Extracted data entries
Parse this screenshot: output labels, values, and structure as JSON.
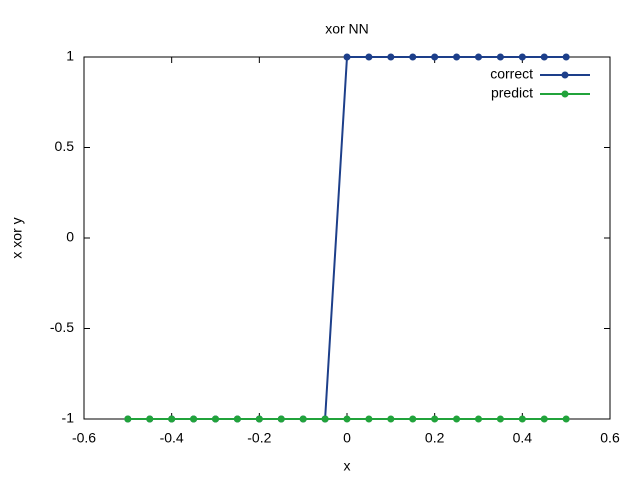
{
  "chart_data": {
    "type": "line",
    "title": "xor NN",
    "x_label": "x",
    "y_label": "x xor y",
    "x": [
      -0.5,
      -0.45,
      -0.4,
      -0.35,
      -0.3,
      -0.25,
      -0.2,
      -0.15,
      -0.1,
      -0.05,
      0,
      0.05,
      0.1,
      0.15,
      0.2,
      0.25,
      0.3,
      0.35,
      0.4,
      0.45,
      0.5
    ],
    "series": [
      {
        "name": "correct",
        "color": "#1d3f8a",
        "values": [
          -1,
          -1,
          -1,
          -1,
          -1,
          -1,
          -1,
          -1,
          -1,
          -1,
          1,
          1,
          1,
          1,
          1,
          1,
          1,
          1,
          1,
          1,
          1
        ]
      },
      {
        "name": "predict",
        "color": "#21a33b",
        "values": [
          -1,
          -1,
          -1,
          -1,
          -1,
          -1,
          -1,
          -1,
          -1,
          -1,
          -1,
          -1,
          -1,
          -1,
          -1,
          -1,
          -1,
          -1,
          -1,
          -1,
          -1
        ]
      }
    ],
    "xlim": [
      -0.6,
      0.6
    ],
    "xticks": [
      -0.6,
      -0.4,
      -0.2,
      0,
      0.2,
      0.4,
      0.6
    ],
    "ylim": [
      -1,
      1
    ],
    "yticks": [
      -1,
      -0.5,
      0,
      0.5,
      1
    ],
    "legend": "top-right",
    "grid": false
  }
}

_GOAL OF THE EXERCISE_: Print all the records again exactly; do not include any picture.

_TASK ANSWER_:
Parse this screenshot: output labels, values, and structure as JSON.
{
  "chart_data": {
    "type": "line",
    "title": "xor NN",
    "x_label": "x",
    "y_label": "x xor y",
    "x": [
      -0.5,
      -0.45,
      -0.4,
      -0.35,
      -0.3,
      -0.25,
      -0.2,
      -0.15,
      -0.1,
      -0.05,
      0,
      0.05,
      0.1,
      0.15,
      0.2,
      0.25,
      0.3,
      0.35,
      0.4,
      0.45,
      0.5
    ],
    "series": [
      {
        "name": "correct",
        "color": "#1d3f8a",
        "values": [
          -1,
          -1,
          -1,
          -1,
          -1,
          -1,
          -1,
          -1,
          -1,
          -1,
          1,
          1,
          1,
          1,
          1,
          1,
          1,
          1,
          1,
          1,
          1
        ]
      },
      {
        "name": "predict",
        "color": "#21a33b",
        "values": [
          -1,
          -1,
          -1,
          -1,
          -1,
          -1,
          -1,
          -1,
          -1,
          -1,
          -1,
          -1,
          -1,
          -1,
          -1,
          -1,
          -1,
          -1,
          -1,
          -1,
          -1
        ]
      }
    ],
    "xlim": [
      -0.6,
      0.6
    ],
    "xticks": [
      -0.6,
      -0.4,
      -0.2,
      0,
      0.2,
      0.4,
      0.6
    ],
    "ylim": [
      -1,
      1
    ],
    "yticks": [
      -1,
      -0.5,
      0,
      0.5,
      1
    ],
    "legend": "top-right",
    "grid": false
  }
}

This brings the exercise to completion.